(Dataset items)
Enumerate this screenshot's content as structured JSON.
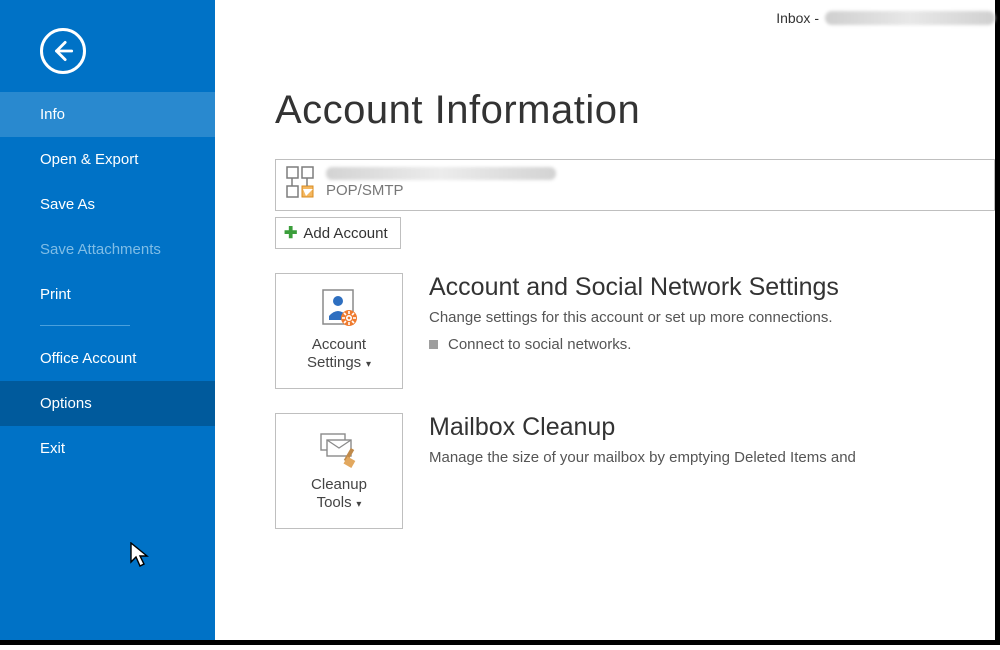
{
  "titlebar": {
    "inbox_label": "Inbox -"
  },
  "sidebar": {
    "items": [
      {
        "label": "Info"
      },
      {
        "label": "Open & Export"
      },
      {
        "label": "Save As"
      },
      {
        "label": "Save Attachments"
      },
      {
        "label": "Print"
      },
      {
        "label": "Office Account"
      },
      {
        "label": "Options"
      },
      {
        "label": "Exit"
      }
    ]
  },
  "page": {
    "title": "Account Information",
    "account_type": "POP/SMTP",
    "add_account_label": "Add Account"
  },
  "sections": {
    "settings": {
      "tile_line1": "Account",
      "tile_line2": "Settings",
      "heading": "Account and Social Network Settings",
      "desc": "Change settings for this account or set up more connections.",
      "bullet": "Connect to social networks."
    },
    "cleanup": {
      "tile_line1": "Cleanup",
      "tile_line2": "Tools",
      "heading": "Mailbox Cleanup",
      "desc": "Manage the size of your mailbox by emptying Deleted Items and"
    }
  }
}
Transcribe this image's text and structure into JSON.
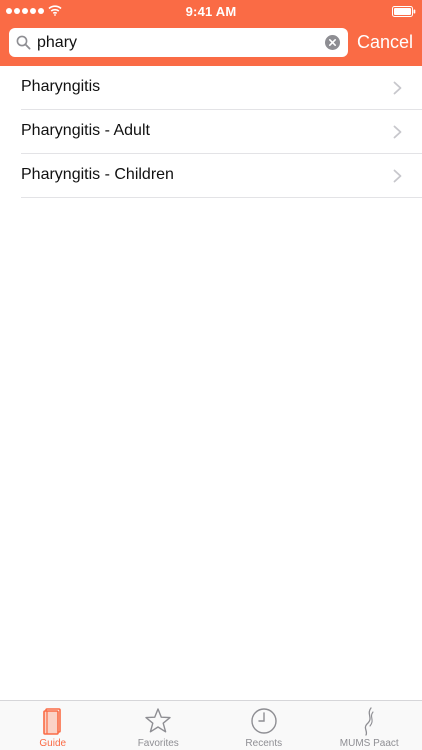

## YOUR INSTRUCTIONS
Print all of the entries word for word. Skip any images they contain.

## RESPONSE
Enumerate this screenshot's content as structured JSON.
{
  "titlebar": {
    "inbox_label": "Inbox -"
  },
  "sidebar": {
    "items": [
      {
        "label": "Info"
      },
      {
        "label": "Open & Export"
      },
      {
        "label": "Save As"
      },
      {
        "label": "Save Attachments"
      },
      {
        "label": "Print"
      },
      {
        "label": "Office Account"
      },
      {
        "label": "Options"
      },
      {
        "label": "Exit"
      }
    ]
  },
  "page": {
    "title": "Account Information",
    "account_type": "POP/SMTP",
    "add_account_label": "Add Account"
  },
  "sections": {
    "settings": {
      "tile_line1": "Account",
      "tile_line2": "Settings",
      "heading": "Account and Social Network Settings",
      "desc": "Change settings for this account or set up more connections.",
      "bullet": "Connect to social networks."
    },
    "cleanup": {
      "tile_line1": "Cleanup",
      "tile_line2": "Tools",
      "heading": "Mailbox Cleanup",
      "desc": "Manage the size of your mailbox by emptying Deleted Items and"
    }
  }
}
Transcribe this image's text and structure into JSON.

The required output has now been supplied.